§ 問題と課題:
**1)** 洋館のマンガについての文章に照らして、次の(a)〜(c)はそれぞれ合っていますか。はい・いいえで答え、判断の根拠となる本文の語句をそのまま引用してください。
(a) 「世田谷イチ古い洋館の家主になる」は3巻で完結した。
(b) 山下和美さんが一目惚れした洋館は赤い色だった。
(c) 筆者は建築業に携わっている。
**2)** 洋館のマンガについての文章によると、筆者に「土地を売らんかい!」と脅すように言ったのは誰ですか?
**3)** 洋館のマンガと鈴木京香さんについての文章を、最後の文の後から書き継いでください。

§ 文書の抜粋:
== == ==
山下和美さんのマンガ「世田谷イチ古い洋館の家主になる」が、3巻で「おしまい」となりました。

それにしても山下和美さん、本当に建築好きなんですね。

「世田谷イチ古い洋館の家主になる」

内容は、漫画家である「山下和美」さんが一目惚れした水色の可愛い洋館が解体され分譲されてしまうことを知ったことが始まり。なんとかこの洋館を残せないか、との思いから走り出します。

行政やSNS、建築会社に分譲会社、果ては○○○家まで!
いや〜、すごいバイタリティですね。

いくら好きになったとはいえ、こんなことはなかなかできません。

そして、その話をしっかりと本業で稼いでいる、という言いますかもっと稼いでいただかないと、こんなこと絶対無理ですから!

私のような建築業をしていると、このような事をすることがどれだけ大変か身をもってわかっているので胸が苦しくなります。

今はいないかもしれませんが「土地を売らんかい!」と脅すように言われたこともあります。家づくりをした人なら誰でも知っているような大きな会社の不動産担当の人にデス。

まだまだ、このような土地売買はドロドロなところもあるのでしょう。それを商売にしているのですから、致し方ないところもあるとは思いますが。いえいえ、仕方ないなんて事は絶対にありませんから!

今回はそこまではいかないようですが、土地には購入する会社の都合や販売する方の都合もあるのでより複雑です。

それでも残せるなら。

鈴木京香さんも「ヴィラ・クゥクゥ」を

最近、同じように取り壊しの危機にあった貴重な建物を購入した人がいます。

それが女優の「鈴木京香」さん。
== == ==
§ 提示エントリ:
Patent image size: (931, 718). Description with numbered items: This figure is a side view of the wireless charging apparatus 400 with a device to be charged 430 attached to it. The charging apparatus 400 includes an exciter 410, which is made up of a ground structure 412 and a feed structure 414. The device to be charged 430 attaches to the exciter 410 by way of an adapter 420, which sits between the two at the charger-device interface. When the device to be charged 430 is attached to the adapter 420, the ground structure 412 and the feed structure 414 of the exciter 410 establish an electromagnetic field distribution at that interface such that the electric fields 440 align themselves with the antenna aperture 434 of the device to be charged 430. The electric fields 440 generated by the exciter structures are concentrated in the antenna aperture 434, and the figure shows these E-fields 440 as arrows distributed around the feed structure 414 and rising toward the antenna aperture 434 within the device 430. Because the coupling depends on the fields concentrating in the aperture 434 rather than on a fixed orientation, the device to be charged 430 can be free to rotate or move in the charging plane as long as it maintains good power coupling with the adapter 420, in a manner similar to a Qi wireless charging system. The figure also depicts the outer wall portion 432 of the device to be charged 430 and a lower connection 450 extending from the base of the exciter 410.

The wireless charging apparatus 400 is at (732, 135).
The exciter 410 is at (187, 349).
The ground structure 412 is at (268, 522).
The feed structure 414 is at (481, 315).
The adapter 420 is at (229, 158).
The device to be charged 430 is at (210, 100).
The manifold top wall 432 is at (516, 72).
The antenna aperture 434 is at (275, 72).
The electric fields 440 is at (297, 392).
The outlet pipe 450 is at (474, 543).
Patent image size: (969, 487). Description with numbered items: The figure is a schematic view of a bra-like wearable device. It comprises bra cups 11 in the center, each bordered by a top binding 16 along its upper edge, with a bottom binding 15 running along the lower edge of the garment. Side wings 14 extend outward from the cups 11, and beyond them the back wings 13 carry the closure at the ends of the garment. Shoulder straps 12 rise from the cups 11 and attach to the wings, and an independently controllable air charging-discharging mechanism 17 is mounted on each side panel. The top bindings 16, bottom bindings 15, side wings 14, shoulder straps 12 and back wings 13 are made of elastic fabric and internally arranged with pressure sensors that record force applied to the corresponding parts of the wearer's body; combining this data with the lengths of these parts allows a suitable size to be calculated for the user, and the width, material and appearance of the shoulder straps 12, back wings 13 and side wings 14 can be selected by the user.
== == ==
§ 解答:
**1)**
(a) はい。「3巻で「おしまい」となりました」
(b) いいえ。「水色の可愛い洋館」
(c) はい。「私のような建築業をしていると」

**2)** 家づくりをした人なら誰でも知っているような大きな会社の不動産担当の人です。

**3)**
近代建築の巨匠・コルビュジエに師事した建築家、吉阪隆正が設計した「ヴィラ・クゥクゥ」を購入しました。

私も写真で見ましたが、コルビジェの「ロンシャン礼拝堂」をオマージュしたような可愛い作りの素敵なお家です。

最近の建物と比べると、寒くて暑くて実際に住むには大変な事は間違いなさそうですが、それとこれとは別な話なのです。

それにしてもすごいのが、その費用。

土地面積は60坪くらいなのですが、土地の坪単価が500〜600万円なので土地代だけでも3億円!まさに、宝くじでも当たらないと無理!という金額です。

とは言え、税金と補修費用さえ支払ればなんとかなるのかもしれません。いつでも売れるような土地でしょうから。

2023年9月9日から見学できるように準備しているだそうです。

なかなかの人気スポットになりそうですね。

参照:GoogleMapより 2023年6月6日

GoogleMapで見ると思ったよりも狭い。そこにあれだけの空間を作るのがさすがですね。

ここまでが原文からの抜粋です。